• WHAT IS REQUIRED: Gather from the listing below each line that includes the word "this", and copy it.

Stored data:
___
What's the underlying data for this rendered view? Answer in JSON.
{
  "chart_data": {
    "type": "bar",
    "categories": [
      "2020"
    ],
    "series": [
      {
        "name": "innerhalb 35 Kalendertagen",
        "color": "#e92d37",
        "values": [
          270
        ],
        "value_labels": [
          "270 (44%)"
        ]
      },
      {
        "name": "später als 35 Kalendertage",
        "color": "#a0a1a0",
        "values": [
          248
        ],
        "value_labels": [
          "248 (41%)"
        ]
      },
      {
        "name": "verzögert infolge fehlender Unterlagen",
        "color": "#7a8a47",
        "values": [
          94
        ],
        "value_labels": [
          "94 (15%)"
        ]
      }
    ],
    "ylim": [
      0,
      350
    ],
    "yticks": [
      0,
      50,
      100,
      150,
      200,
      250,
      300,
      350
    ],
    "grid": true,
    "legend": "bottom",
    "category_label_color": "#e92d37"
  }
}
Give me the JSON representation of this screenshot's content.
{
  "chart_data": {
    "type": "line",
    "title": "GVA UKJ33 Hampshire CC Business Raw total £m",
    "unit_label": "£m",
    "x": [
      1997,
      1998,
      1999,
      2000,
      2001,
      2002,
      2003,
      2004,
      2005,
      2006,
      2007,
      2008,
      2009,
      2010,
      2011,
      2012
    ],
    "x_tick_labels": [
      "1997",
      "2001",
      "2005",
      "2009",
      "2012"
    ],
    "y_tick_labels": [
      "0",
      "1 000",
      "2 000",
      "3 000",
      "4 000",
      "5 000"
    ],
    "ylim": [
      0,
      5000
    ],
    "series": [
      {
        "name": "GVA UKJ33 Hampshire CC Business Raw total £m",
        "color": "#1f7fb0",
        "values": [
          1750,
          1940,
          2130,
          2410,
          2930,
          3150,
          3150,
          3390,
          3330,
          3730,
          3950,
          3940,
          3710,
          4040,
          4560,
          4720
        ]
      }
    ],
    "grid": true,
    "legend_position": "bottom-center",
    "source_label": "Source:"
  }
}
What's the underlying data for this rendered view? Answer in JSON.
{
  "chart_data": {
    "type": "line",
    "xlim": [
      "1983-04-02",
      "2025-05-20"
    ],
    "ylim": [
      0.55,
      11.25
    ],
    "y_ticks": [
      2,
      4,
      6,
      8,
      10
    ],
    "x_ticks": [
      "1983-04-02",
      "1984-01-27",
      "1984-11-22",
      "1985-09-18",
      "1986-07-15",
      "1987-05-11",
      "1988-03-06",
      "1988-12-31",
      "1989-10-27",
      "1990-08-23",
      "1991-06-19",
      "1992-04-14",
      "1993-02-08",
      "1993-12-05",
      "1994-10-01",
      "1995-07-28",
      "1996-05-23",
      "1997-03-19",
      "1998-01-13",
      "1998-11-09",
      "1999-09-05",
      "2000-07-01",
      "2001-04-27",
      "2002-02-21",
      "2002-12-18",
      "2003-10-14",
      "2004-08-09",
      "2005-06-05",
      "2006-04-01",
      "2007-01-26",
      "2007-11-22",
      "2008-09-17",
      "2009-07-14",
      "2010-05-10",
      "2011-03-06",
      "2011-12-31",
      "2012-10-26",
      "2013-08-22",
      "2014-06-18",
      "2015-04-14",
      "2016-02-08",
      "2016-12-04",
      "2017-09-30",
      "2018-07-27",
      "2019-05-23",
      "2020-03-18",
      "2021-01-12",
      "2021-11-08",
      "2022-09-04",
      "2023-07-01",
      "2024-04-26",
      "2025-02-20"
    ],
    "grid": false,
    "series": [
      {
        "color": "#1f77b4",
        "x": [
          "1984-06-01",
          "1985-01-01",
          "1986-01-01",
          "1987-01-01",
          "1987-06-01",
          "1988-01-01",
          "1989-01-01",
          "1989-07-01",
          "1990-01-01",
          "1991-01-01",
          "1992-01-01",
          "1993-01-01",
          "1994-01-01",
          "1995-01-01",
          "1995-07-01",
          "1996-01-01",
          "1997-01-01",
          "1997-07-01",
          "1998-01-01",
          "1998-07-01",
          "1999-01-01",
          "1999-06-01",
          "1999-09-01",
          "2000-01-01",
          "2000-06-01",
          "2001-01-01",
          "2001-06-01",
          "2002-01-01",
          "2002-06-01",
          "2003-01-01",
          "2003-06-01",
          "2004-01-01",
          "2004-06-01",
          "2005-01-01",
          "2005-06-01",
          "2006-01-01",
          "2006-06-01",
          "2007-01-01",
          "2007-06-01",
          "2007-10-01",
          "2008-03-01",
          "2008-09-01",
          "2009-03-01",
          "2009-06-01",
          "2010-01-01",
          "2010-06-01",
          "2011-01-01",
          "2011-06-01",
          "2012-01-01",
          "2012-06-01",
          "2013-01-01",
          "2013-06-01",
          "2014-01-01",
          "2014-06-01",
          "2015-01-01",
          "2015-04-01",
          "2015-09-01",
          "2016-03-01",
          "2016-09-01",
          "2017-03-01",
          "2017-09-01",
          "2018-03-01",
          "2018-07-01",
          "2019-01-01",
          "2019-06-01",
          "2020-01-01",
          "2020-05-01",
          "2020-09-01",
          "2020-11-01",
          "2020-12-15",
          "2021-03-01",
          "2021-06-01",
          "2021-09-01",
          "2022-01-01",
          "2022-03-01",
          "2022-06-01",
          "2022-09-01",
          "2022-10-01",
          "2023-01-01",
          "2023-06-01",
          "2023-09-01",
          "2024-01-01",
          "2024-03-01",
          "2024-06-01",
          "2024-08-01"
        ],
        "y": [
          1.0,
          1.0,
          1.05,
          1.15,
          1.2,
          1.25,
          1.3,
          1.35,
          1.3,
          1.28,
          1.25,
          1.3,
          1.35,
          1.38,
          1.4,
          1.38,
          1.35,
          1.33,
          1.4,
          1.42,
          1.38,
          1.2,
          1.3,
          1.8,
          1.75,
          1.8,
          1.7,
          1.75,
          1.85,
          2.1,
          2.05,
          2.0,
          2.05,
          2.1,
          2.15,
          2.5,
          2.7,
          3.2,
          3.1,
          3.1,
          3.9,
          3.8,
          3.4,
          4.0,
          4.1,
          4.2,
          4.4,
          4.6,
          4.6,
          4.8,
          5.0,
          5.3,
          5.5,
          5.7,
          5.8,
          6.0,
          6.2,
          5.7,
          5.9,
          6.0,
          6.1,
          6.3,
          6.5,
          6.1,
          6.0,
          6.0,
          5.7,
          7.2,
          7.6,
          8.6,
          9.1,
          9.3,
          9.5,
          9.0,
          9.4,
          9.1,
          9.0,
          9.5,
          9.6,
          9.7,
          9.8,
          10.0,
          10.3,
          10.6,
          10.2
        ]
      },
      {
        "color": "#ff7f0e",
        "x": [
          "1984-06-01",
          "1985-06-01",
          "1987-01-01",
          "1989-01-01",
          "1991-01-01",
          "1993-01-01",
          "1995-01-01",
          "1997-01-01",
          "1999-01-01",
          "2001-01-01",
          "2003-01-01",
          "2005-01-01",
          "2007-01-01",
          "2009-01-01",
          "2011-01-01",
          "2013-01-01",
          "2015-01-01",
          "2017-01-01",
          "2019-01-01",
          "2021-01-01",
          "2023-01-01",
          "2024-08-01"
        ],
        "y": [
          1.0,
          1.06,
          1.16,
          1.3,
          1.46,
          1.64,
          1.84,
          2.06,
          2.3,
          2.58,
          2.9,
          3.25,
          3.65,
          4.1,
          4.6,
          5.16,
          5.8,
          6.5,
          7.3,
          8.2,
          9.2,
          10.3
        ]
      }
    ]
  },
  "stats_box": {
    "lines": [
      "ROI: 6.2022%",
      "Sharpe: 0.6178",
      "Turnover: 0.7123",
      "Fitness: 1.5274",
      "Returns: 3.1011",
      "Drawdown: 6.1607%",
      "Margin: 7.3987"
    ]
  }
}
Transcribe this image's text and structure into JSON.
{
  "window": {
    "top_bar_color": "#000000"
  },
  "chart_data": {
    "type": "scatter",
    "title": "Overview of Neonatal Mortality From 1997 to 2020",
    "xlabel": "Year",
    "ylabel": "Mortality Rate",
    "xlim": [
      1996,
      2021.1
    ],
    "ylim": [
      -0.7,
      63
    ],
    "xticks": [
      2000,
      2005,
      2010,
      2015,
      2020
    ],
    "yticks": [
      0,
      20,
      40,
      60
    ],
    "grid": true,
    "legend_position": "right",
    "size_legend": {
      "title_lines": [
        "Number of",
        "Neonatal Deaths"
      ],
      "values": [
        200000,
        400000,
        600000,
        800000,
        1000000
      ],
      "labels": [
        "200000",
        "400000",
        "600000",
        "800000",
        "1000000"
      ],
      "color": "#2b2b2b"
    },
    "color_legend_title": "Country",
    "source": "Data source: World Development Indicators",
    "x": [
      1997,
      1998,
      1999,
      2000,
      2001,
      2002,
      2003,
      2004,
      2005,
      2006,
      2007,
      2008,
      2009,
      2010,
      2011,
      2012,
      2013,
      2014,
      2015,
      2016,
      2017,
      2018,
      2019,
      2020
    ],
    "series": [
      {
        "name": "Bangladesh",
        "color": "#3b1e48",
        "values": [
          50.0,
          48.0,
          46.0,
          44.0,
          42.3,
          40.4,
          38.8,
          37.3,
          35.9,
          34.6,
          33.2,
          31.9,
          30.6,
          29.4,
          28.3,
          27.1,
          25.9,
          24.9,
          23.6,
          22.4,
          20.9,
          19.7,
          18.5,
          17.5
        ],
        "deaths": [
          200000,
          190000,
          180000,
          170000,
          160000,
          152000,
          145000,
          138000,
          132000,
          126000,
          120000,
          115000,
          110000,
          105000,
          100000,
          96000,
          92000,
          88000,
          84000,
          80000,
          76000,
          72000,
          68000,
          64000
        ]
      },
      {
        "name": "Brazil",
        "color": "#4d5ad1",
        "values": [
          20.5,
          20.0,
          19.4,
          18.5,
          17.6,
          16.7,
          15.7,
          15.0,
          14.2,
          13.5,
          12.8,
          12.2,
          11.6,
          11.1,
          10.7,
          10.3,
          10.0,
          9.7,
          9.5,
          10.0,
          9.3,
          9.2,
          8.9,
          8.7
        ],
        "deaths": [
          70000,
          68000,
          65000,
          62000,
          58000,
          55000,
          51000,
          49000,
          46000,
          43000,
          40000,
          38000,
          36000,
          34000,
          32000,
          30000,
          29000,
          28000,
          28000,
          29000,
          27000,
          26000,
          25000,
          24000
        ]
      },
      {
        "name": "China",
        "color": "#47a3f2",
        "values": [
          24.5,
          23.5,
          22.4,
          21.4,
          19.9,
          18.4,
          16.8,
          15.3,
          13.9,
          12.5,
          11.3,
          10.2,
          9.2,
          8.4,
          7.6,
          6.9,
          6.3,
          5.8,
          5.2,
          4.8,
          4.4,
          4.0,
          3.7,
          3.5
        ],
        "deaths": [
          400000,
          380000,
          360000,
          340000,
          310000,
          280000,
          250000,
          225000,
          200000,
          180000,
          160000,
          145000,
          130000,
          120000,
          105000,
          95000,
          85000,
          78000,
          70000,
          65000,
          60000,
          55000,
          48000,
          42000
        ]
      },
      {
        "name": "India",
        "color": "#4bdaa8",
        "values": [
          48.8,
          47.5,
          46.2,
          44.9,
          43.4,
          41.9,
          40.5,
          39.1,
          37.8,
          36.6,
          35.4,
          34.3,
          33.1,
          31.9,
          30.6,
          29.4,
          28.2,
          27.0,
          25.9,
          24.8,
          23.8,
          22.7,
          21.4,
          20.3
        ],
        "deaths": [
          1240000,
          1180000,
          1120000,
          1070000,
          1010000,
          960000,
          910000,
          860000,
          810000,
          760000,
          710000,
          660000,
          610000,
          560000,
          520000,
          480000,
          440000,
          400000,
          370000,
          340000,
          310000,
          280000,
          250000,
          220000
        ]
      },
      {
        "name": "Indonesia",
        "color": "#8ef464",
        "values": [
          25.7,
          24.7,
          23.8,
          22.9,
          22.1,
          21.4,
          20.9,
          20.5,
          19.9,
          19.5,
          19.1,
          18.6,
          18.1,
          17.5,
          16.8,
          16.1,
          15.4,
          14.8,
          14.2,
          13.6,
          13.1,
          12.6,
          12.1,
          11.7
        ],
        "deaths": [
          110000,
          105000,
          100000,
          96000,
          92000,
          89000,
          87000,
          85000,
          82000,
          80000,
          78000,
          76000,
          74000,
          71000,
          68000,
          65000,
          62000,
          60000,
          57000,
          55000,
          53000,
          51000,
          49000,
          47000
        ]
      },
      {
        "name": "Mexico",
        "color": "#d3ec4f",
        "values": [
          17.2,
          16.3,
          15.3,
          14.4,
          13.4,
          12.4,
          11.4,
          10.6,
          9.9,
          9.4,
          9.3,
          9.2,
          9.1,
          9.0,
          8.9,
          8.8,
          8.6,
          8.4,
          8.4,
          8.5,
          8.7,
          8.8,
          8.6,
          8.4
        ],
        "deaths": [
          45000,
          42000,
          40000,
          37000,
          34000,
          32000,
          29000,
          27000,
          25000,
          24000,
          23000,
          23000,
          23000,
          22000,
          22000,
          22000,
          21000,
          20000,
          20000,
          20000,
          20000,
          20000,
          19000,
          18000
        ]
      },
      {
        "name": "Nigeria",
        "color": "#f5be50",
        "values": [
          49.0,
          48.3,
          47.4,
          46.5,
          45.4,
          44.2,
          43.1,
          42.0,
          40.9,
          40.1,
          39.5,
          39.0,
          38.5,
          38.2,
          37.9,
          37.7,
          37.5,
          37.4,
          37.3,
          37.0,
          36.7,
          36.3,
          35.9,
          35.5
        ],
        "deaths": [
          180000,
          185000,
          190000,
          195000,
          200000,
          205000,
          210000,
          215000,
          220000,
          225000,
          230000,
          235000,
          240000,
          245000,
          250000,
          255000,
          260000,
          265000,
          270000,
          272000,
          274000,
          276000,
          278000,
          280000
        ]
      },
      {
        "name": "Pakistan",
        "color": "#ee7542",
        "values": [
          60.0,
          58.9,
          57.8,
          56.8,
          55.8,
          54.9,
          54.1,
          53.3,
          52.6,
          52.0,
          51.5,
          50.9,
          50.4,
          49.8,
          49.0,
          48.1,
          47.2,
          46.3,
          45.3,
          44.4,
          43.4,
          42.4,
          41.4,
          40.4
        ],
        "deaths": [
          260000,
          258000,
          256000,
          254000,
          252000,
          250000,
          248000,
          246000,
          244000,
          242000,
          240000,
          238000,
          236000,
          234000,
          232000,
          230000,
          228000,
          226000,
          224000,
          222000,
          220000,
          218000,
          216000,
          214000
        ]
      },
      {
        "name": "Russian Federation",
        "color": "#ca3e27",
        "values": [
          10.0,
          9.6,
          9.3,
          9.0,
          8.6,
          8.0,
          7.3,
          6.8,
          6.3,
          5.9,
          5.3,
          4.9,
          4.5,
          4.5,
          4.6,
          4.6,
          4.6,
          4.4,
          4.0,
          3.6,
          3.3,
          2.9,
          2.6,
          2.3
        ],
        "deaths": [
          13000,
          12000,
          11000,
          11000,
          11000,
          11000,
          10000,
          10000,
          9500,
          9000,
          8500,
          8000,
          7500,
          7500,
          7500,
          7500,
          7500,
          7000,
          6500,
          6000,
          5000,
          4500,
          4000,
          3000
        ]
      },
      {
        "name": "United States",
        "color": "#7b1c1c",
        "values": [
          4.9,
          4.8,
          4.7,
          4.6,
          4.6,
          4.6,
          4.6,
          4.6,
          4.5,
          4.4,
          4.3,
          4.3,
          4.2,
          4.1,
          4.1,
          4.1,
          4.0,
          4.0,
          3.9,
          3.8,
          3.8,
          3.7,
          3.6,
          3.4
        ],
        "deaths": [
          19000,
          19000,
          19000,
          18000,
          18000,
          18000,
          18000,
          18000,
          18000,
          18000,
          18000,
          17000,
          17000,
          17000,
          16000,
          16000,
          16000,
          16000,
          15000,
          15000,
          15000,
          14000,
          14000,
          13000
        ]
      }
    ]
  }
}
___
• WORKED SOLUTION:
What's the underlying data for this rendered view? Answer in JSON.
Give me the JSON representation of this screenshot's content.
What's the underlying data for this rendered view? Answer in JSON.
Transcribe this image's text and structure into JSON.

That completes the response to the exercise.